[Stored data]
***
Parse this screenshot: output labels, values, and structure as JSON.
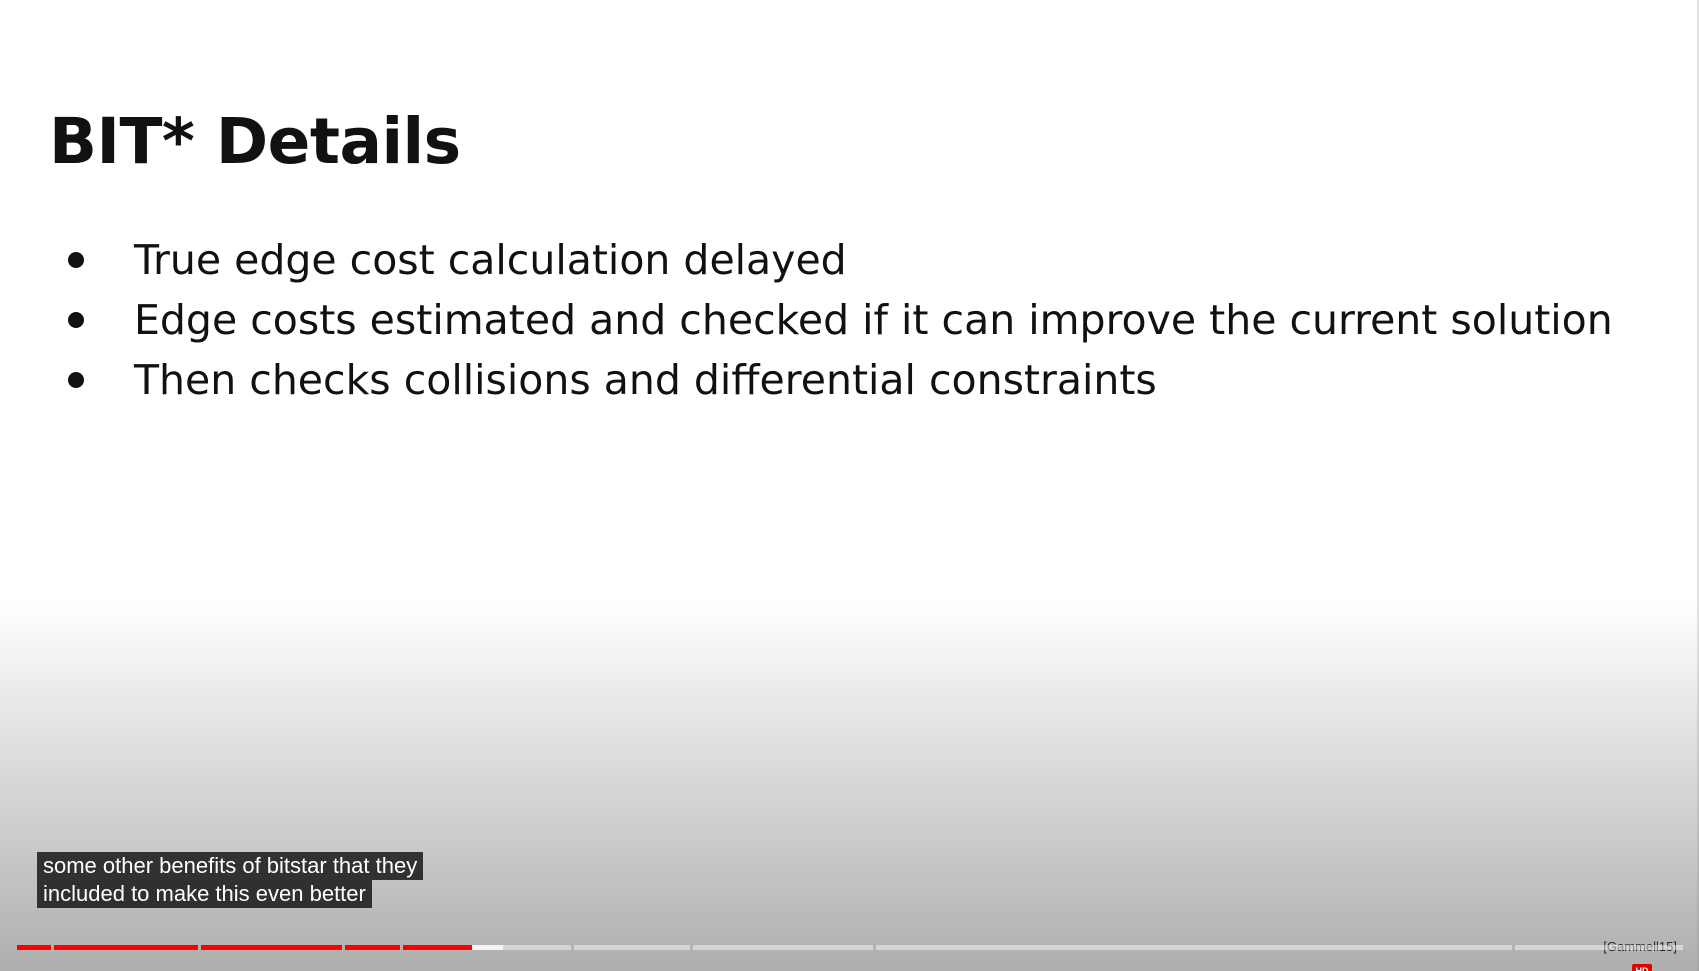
{
  "slide": {
    "title": "BIT* Details",
    "bullets": [
      "True edge cost calculation delayed",
      "Edge costs estimated and checked if it can improve the current solution",
      "Then checks collisions and differential constraints"
    ],
    "citation": "[Gammell15]"
  },
  "captions": {
    "line1": "some other benefits of bitstar that they",
    "line2": "included to make this even better"
  },
  "player": {
    "progress_played_fraction": 0.273,
    "progress_buffered_fraction": 0.292,
    "quality_badge": "HD",
    "accent_color": "#ff0000"
  }
}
***
Given problem ▸ Return the material word for word. Pictures are not part of the copy.

Output ▸
Parse this screenshot: output labels, values, and structure as JSON.
{
  "slide": {
    "title": "BIT* Details",
    "bullets": [
      "True edge cost calculation delayed",
      "Edge costs estimated and checked if it can improve the current solution",
      "Then checks collisions and differential constraints"
    ],
    "citation": "[Gammell15]"
  },
  "captions": {
    "line1": "some other benefits of bitstar that they",
    "line2": "included to make this even better"
  },
  "player": {
    "progress_played_fraction": 0.273,
    "progress_buffered_fraction": 0.292,
    "quality_badge": "HD",
    "accent_color": "#ff0000"
  }
}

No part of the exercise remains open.